──────── Data for this exercise

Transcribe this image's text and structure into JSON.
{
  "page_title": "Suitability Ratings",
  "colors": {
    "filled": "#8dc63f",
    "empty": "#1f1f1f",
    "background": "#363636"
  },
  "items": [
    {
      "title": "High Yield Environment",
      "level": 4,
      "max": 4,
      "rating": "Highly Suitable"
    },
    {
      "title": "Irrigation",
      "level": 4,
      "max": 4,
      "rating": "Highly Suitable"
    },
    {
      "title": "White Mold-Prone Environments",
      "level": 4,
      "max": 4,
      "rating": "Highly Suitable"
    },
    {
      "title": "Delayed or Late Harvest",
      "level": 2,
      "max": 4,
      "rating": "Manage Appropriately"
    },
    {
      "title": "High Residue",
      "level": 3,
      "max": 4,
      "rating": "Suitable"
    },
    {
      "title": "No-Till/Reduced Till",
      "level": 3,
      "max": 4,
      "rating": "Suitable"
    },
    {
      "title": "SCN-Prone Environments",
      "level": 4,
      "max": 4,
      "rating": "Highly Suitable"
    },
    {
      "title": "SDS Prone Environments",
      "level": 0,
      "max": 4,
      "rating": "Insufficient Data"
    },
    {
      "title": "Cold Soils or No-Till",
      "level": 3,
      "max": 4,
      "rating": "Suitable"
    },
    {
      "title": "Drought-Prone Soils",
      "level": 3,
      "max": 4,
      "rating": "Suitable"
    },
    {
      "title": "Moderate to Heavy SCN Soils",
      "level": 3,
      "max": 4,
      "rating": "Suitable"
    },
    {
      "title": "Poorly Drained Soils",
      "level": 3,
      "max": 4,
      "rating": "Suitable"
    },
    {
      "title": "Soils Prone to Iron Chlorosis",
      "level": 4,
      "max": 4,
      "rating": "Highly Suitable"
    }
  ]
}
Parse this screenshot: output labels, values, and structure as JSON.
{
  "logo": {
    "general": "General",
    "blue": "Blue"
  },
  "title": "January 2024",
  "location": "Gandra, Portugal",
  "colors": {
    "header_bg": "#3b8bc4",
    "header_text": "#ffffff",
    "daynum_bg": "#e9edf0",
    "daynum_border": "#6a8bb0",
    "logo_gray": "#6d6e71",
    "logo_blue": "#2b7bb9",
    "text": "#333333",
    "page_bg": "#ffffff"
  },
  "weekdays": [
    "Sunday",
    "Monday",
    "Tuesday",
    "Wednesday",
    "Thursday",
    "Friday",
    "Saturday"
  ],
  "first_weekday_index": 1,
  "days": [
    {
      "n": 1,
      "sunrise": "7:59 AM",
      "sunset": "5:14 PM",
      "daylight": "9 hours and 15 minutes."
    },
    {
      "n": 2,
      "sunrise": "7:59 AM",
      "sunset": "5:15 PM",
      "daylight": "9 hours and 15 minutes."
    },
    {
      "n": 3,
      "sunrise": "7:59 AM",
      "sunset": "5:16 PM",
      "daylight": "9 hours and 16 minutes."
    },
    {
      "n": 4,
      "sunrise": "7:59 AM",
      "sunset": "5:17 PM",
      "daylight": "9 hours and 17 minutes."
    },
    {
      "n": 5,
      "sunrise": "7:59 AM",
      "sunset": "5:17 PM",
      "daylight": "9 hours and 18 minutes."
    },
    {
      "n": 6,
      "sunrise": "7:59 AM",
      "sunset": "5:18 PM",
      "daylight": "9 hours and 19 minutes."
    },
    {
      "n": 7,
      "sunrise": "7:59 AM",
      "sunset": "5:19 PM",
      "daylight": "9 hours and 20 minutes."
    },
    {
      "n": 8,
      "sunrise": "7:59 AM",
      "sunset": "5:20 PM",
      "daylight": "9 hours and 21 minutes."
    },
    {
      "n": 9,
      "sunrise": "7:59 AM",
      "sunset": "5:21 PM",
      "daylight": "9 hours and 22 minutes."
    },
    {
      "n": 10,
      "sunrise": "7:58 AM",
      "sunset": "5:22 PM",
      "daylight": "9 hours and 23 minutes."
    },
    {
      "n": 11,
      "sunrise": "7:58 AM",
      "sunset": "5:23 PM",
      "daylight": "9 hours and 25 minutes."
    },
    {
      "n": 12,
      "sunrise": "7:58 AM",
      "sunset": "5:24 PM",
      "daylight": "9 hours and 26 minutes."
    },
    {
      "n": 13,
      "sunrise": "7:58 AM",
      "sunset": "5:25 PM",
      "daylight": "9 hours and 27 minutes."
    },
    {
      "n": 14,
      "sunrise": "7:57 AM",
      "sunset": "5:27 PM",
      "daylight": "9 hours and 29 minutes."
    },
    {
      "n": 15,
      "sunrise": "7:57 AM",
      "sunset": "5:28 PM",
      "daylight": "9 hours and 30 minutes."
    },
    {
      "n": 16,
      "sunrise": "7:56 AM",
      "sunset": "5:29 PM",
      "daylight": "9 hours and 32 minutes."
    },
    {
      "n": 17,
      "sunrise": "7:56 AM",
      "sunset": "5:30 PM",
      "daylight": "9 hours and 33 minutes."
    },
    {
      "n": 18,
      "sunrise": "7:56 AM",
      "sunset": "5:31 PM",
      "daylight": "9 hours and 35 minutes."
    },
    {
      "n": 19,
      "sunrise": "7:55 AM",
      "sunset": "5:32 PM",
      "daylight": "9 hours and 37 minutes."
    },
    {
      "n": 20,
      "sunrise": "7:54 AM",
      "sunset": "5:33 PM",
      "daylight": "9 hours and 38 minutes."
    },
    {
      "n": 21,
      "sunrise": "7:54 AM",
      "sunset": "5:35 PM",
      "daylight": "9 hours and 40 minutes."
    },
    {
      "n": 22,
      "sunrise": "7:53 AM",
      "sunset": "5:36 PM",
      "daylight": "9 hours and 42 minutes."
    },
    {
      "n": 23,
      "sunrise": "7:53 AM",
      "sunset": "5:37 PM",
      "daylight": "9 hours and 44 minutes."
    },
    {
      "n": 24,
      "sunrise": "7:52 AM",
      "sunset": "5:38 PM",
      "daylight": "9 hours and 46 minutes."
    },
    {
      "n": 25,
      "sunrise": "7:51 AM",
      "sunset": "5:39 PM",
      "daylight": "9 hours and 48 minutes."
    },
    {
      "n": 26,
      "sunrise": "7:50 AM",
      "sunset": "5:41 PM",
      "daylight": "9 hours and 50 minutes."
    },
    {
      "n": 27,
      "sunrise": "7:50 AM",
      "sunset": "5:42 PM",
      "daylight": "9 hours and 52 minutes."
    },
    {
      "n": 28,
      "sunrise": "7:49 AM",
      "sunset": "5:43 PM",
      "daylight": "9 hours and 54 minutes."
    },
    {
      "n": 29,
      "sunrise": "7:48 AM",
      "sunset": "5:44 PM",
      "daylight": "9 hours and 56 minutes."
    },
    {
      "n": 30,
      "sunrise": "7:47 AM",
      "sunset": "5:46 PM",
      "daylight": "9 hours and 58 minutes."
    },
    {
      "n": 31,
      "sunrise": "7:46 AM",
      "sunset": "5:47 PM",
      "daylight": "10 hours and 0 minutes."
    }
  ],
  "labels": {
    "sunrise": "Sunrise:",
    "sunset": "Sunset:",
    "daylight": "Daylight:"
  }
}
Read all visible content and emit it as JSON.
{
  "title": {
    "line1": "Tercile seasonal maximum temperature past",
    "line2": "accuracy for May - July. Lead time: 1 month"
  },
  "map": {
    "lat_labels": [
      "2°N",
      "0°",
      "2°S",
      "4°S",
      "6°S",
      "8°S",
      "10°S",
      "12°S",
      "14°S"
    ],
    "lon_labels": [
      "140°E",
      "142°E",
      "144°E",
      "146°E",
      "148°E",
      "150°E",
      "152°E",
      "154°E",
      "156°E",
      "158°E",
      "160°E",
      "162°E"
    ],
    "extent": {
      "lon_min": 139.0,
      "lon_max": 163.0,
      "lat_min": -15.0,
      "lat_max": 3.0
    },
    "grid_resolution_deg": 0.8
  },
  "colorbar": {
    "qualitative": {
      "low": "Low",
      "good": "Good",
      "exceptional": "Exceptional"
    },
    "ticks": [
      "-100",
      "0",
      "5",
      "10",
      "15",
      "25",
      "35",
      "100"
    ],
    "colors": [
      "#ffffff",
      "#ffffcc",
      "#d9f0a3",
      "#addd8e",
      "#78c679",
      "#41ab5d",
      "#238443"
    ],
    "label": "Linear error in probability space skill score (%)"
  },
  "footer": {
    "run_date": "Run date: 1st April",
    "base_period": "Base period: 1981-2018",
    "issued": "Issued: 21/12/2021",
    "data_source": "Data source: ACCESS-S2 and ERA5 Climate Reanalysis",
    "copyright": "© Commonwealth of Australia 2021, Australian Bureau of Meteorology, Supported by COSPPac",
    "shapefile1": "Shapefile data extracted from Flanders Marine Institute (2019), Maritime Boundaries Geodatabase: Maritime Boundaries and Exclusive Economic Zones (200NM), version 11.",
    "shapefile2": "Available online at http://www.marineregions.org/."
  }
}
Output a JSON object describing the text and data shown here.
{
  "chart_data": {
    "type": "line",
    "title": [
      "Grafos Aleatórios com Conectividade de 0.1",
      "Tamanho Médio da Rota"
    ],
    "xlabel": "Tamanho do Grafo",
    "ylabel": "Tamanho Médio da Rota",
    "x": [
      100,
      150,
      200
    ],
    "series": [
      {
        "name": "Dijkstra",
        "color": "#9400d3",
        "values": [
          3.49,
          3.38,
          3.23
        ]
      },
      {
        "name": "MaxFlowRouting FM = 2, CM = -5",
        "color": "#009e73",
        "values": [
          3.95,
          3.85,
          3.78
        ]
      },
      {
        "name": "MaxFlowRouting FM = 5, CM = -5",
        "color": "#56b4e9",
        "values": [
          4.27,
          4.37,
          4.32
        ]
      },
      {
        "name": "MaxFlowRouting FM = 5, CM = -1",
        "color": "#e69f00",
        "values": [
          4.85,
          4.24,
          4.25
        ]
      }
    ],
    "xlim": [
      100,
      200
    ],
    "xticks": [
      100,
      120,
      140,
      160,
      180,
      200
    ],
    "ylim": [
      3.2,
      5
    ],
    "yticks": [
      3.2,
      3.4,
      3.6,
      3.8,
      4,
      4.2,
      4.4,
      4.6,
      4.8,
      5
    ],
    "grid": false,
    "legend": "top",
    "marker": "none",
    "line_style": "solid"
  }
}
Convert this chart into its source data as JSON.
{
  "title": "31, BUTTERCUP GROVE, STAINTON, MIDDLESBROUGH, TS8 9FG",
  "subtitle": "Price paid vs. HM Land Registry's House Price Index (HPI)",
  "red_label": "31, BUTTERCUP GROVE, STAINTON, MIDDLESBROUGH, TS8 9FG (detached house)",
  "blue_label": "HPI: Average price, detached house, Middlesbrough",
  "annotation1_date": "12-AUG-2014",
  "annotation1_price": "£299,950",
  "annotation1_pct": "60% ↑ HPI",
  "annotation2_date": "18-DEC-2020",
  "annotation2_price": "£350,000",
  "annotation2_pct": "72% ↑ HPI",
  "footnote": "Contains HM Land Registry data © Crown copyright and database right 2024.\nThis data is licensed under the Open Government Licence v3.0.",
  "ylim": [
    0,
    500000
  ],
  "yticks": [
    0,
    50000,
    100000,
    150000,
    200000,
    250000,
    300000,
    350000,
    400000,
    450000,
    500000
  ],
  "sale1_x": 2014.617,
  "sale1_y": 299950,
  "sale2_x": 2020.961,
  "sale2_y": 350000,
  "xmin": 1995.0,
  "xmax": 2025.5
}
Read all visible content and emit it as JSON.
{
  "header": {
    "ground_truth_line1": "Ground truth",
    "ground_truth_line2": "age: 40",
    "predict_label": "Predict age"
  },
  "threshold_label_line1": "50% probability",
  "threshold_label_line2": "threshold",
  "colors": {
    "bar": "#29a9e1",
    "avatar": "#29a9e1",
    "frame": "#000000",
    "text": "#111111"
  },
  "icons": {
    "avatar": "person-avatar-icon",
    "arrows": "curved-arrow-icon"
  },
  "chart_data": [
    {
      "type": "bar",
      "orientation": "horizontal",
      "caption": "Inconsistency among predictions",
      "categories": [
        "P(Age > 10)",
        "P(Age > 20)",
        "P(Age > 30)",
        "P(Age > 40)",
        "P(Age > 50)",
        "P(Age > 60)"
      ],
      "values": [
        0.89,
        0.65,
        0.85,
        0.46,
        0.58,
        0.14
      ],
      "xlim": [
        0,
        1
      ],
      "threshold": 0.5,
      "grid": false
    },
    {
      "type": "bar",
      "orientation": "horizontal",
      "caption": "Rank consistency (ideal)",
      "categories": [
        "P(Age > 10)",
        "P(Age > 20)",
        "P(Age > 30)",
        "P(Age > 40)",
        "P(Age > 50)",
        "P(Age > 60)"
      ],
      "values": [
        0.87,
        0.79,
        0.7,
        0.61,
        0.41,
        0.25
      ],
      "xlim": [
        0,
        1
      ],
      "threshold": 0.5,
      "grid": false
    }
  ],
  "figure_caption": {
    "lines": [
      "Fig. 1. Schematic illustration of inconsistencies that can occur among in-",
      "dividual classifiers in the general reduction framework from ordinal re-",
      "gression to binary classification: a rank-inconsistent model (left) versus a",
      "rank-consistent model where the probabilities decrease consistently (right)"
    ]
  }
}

────────────────

> **Exercise**:
Tell how many lines of the data above hold the string "Till". Give only the number.

> **Response to this task**:
2